---------- Dataset entries

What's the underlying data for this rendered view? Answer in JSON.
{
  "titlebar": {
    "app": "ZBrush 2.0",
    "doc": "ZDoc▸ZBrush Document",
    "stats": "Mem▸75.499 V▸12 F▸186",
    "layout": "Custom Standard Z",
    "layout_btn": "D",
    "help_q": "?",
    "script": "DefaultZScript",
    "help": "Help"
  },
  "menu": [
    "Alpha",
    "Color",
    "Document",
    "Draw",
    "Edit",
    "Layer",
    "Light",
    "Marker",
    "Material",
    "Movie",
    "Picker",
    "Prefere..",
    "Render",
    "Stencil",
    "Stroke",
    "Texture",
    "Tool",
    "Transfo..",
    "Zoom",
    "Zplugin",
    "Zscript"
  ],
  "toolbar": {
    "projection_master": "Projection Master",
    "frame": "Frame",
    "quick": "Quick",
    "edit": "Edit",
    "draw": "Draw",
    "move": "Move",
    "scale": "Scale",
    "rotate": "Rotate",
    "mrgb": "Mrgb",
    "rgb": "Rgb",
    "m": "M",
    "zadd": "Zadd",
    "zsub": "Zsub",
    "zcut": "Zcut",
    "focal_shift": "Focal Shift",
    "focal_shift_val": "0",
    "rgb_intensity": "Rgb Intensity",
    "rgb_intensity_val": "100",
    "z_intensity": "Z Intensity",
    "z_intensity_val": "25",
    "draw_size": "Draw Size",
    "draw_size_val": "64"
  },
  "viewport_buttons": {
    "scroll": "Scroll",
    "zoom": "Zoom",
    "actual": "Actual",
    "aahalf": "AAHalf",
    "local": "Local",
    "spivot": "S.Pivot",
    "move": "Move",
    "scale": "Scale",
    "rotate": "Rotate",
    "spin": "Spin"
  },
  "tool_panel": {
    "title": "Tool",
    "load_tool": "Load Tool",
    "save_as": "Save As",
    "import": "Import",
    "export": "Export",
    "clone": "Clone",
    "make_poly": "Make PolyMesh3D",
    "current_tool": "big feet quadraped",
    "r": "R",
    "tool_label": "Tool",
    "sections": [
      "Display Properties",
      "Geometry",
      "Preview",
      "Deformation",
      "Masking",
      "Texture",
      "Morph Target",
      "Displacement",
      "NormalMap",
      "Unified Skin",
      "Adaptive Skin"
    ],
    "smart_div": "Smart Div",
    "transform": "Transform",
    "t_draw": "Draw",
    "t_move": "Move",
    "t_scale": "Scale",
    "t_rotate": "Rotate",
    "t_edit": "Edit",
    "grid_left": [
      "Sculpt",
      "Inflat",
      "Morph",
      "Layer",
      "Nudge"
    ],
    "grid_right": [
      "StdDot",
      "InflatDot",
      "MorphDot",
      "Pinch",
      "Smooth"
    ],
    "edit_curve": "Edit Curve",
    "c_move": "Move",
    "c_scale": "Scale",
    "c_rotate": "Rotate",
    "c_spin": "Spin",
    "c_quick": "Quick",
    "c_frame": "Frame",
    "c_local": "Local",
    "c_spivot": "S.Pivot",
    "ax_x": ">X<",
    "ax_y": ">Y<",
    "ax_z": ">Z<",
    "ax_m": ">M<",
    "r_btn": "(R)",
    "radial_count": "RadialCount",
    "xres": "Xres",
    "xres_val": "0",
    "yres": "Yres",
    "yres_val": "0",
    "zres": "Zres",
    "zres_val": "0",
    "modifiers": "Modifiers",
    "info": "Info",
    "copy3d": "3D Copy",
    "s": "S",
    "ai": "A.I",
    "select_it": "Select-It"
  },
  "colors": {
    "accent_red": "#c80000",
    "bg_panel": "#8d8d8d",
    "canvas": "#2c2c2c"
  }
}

--------------------

Problem to work on —
Above are the records; retype them all without a single difference.

The completed task —
What's the underlying data for this rendered view? Answer in JSON.
{
  "titlebar": {
    "app": "ZBrush 2.0",
    "doc": "ZDoc▸ZBrush Document",
    "stats": "Mem▸75.499 V▸12 F▸186",
    "layout": "Custom Standard Z",
    "layout_btn": "D",
    "help_q": "?",
    "script": "DefaultZScript",
    "help": "Help"
  },
  "menu": [
    "Alpha",
    "Color",
    "Document",
    "Draw",
    "Edit",
    "Layer",
    "Light",
    "Marker",
    "Material",
    "Movie",
    "Picker",
    "Prefere..",
    "Render",
    "Stencil",
    "Stroke",
    "Texture",
    "Tool",
    "Transfo..",
    "Zoom",
    "Zplugin",
    "Zscript"
  ],
  "toolbar": {
    "projection_master": "Projection Master",
    "frame": "Frame",
    "quick": "Quick",
    "edit": "Edit",
    "draw": "Draw",
    "move": "Move",
    "scale": "Scale",
    "rotate": "Rotate",
    "mrgb": "Mrgb",
    "rgb": "Rgb",
    "m": "M",
    "zadd": "Zadd",
    "zsub": "Zsub",
    "zcut": "Zcut",
    "focal_shift": "Focal Shift",
    "focal_shift_val": "0",
    "rgb_intensity": "Rgb Intensity",
    "rgb_intensity_val": "100",
    "z_intensity": "Z Intensity",
    "z_intensity_val": "25",
    "draw_size": "Draw Size",
    "draw_size_val": "64"
  },
  "viewport_buttons": {
    "scroll": "Scroll",
    "zoom": "Zoom",
    "actual": "Actual",
    "aahalf": "AAHalf",
    "local": "Local",
    "spivot": "S.Pivot",
    "move": "Move",
    "scale": "Scale",
    "rotate": "Rotate",
    "spin": "Spin"
  },
  "tool_panel": {
    "title": "Tool",
    "load_tool": "Load Tool",
    "save_as": "Save As",
    "import": "Import",
    "export": "Export",
    "clone": "Clone",
    "make_poly": "Make PolyMesh3D",
    "current_tool": "big feet quadraped",
    "r": "R",
    "tool_label": "Tool",
    "sections": [
      "Display Properties",
      "Geometry",
      "Preview",
      "Deformation",
      "Masking",
      "Texture",
      "Morph Target",
      "Displacement",
      "NormalMap",
      "Unified Skin",
      "Adaptive Skin"
    ],
    "smart_div": "Smart Div",
    "transform": "Transform",
    "t_draw": "Draw",
    "t_move": "Move",
    "t_scale": "Scale",
    "t_rotate": "Rotate",
    "t_edit": "Edit",
    "grid_left": [
      "Sculpt",
      "Inflat",
      "Morph",
      "Layer",
      "Nudge"
    ],
    "grid_right": [
      "StdDot",
      "InflatDot",
      "MorphDot",
      "Pinch",
      "Smooth"
    ],
    "edit_curve": "Edit Curve",
    "c_move": "Move",
    "c_scale": "Scale",
    "c_rotate": "Rotate",
    "c_spin": "Spin",
    "c_quick": "Quick",
    "c_frame": "Frame",
    "c_local": "Local",
    "c_spivot": "S.Pivot",
    "ax_x": ">X<",
    "ax_y": ">Y<",
    "ax_z": ">Z<",
    "ax_m": ">M<",
    "r_btn": "(R)",
    "radial_count": "RadialCount",
    "xres": "Xres",
    "xres_val": "0",
    "yres": "Yres",
    "yres_val": "0",
    "zres": "Zres",
    "zres_val": "0",
    "modifiers": "Modifiers",
    "info": "Info",
    "copy3d": "3D Copy",
    "s": "S",
    "ai": "A.I",
    "select_it": "Select-It"
  },
  "colors": {
    "accent_red": "#c80000",
    "bg_panel": "#8d8d8d",
    "canvas": "#2c2c2c"
  }
}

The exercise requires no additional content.